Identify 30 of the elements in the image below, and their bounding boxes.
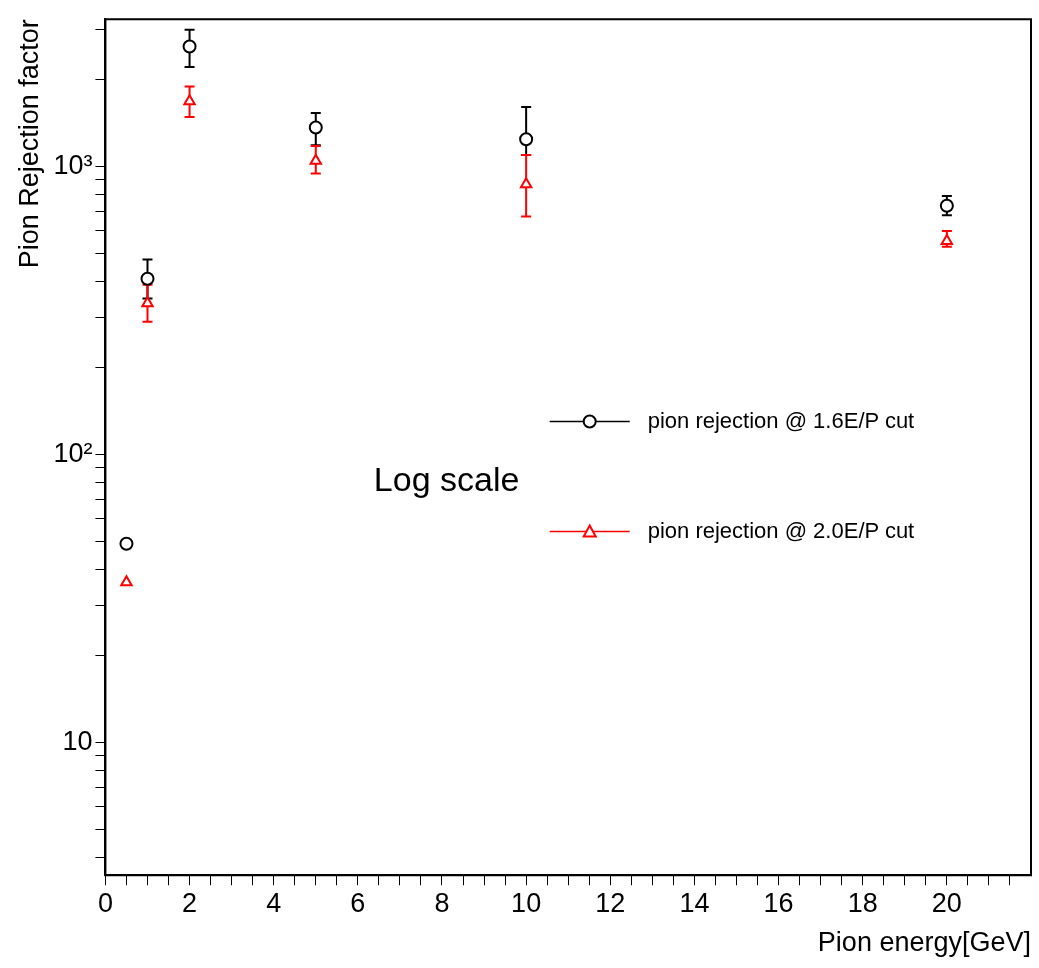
y-tick-label: 10² — [53, 437, 93, 468]
x-tick-label: 14 — [679, 887, 710, 918]
x-axis-title: Pion energy[GeV] — [817, 927, 1031, 958]
x-tick-label: 2 — [182, 887, 198, 918]
point — [141, 296, 154, 308]
x-tick-label: 18 — [847, 887, 878, 918]
point — [120, 575, 133, 587]
annotation: Log scale — [373, 459, 520, 498]
x-tick-label: 12 — [595, 887, 626, 918]
point — [119, 536, 134, 551]
x-tick-label: 10 — [511, 887, 542, 918]
point — [309, 153, 322, 165]
x-tick-label: 0 — [97, 887, 113, 918]
legend-label: pion rejection @ 1.6E/P cut — [647, 407, 915, 433]
x-tick-label: 20 — [931, 887, 962, 918]
x-tick-label: 4 — [266, 887, 282, 918]
x-tick-label: 8 — [434, 887, 450, 918]
point — [183, 94, 196, 106]
point — [519, 132, 534, 147]
x-tick-label: 6 — [350, 887, 366, 918]
point — [182, 39, 197, 54]
y-axis-title: Pion Rejection factor — [13, 19, 44, 269]
point — [308, 120, 323, 135]
legend-label: pion rejection @ 2.0E/P cut — [647, 517, 915, 543]
x-tick-label: 16 — [763, 887, 794, 918]
y-tick-label: 10³ — [53, 150, 93, 181]
point — [939, 198, 954, 213]
point — [140, 271, 155, 286]
y-tick-label: 10 — [62, 725, 93, 756]
point — [519, 177, 533, 189]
....
_Stated exercise_
Write out the listing again with "Log scale" replaced by "Logarithmic scale" and everything else unchanged. Leave out the pictures.

_Solution to the problem_
Identify 30 of the elements in the image below, and their bounding boxes.
y-tick-label: 10² — [53, 437, 93, 468]
x-tick-label: 14 — [679, 887, 710, 918]
x-axis-title: Pion energy[GeV] — [817, 927, 1031, 958]
x-tick-label: 2 — [182, 887, 198, 918]
point — [141, 296, 154, 308]
x-tick-label: 18 — [847, 887, 878, 918]
point — [120, 575, 133, 587]
annotation: Logarithmic scale — [373, 459, 520, 498]
x-tick-label: 12 — [595, 887, 626, 918]
point — [119, 536, 134, 551]
x-tick-label: 10 — [511, 887, 542, 918]
point — [309, 153, 322, 165]
x-tick-label: 0 — [97, 887, 113, 918]
legend-label: pion rejection @ 1.6E/P cut — [647, 407, 915, 433]
x-tick-label: 20 — [931, 887, 962, 918]
x-tick-label: 4 — [266, 887, 282, 918]
x-tick-label: 8 — [434, 887, 450, 918]
point — [183, 94, 196, 106]
point — [519, 132, 534, 147]
x-tick-label: 6 — [350, 887, 366, 918]
point — [182, 39, 197, 54]
y-axis-title: Pion Rejection factor — [13, 19, 44, 269]
point — [308, 120, 323, 135]
legend-label: pion rejection @ 2.0E/P cut — [647, 517, 915, 543]
x-tick-label: 16 — [763, 887, 794, 918]
y-tick-label: 10³ — [53, 150, 93, 181]
point — [939, 198, 954, 213]
point — [140, 271, 155, 286]
y-tick-label: 10 — [62, 725, 93, 756]
point — [519, 177, 533, 189]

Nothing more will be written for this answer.